▶ _SHORT PROBLEM_
How many lines in these records hold the string "JSON"? Reply with the number alone.

▶ _SUPPLIED MATERIAL_
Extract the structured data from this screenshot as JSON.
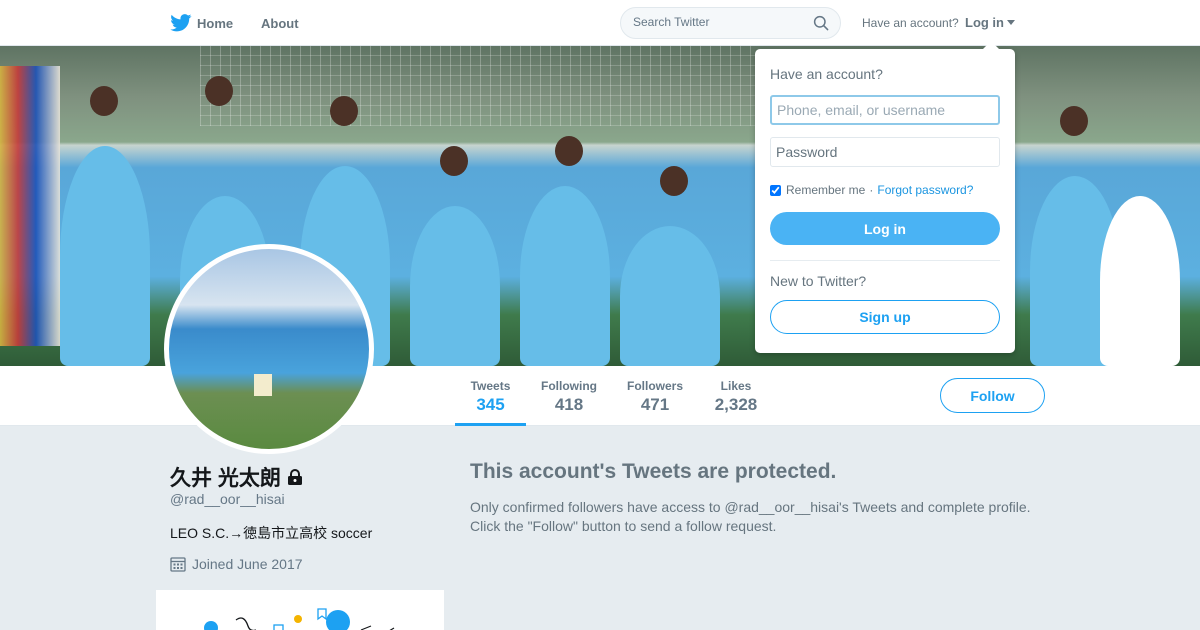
{
  "nav": {
    "home_label": "Home",
    "about_label": "About",
    "search_placeholder": "Search Twitter",
    "have_account": "Have an account?",
    "login_label": "Log in"
  },
  "profile": {
    "name": "久井 光太朗",
    "handle": "@rad__oor__hisai",
    "bio": "LEO S.C.→徳島市立高校 soccer",
    "joined": "Joined June 2017",
    "protected": true
  },
  "stats": [
    {
      "label": "Tweets",
      "value": "345",
      "active": true
    },
    {
      "label": "Following",
      "value": "418",
      "active": false
    },
    {
      "label": "Followers",
      "value": "471",
      "active": false
    },
    {
      "label": "Likes",
      "value": "2,328",
      "active": false
    }
  ],
  "follow_label": "Follow",
  "protected_message": {
    "title": "This account's Tweets are protected.",
    "line1": "Only confirmed followers have access to @rad__oor__hisai's Tweets and complete profile.",
    "line2": "Click the \"Follow\" button to send a follow request."
  },
  "login_dropdown": {
    "heading": "Have an account?",
    "username_placeholder": "Phone, email, or username",
    "password_placeholder": "Password",
    "remember_label": "Remember me",
    "remember_checked": true,
    "separator": "·",
    "forgot_label": "Forgot password?",
    "login_button": "Log in",
    "new_heading": "New to Twitter?",
    "signup_button": "Sign up"
  },
  "colors": {
    "accent": "#1da1f2",
    "background": "#e6ecf0",
    "muted": "#657786"
  }
}
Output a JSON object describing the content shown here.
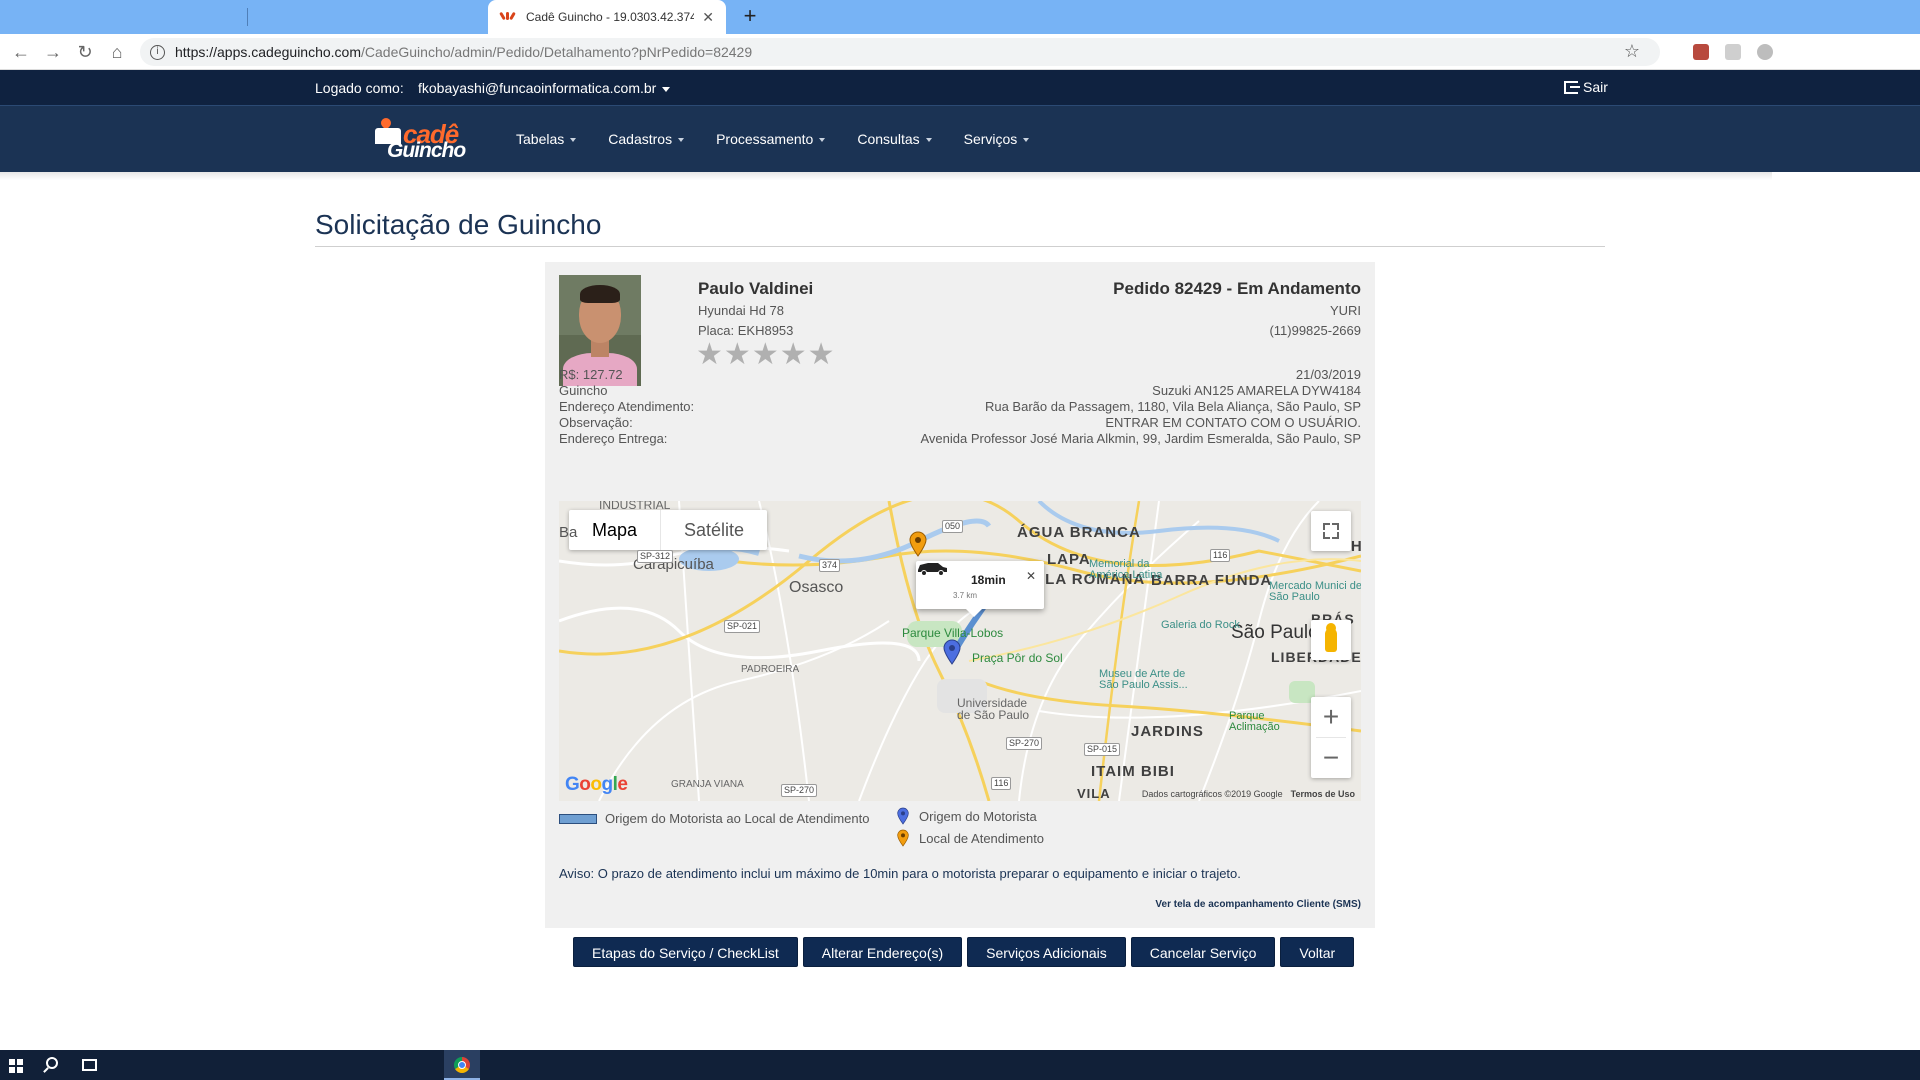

▶ _RESULT_
2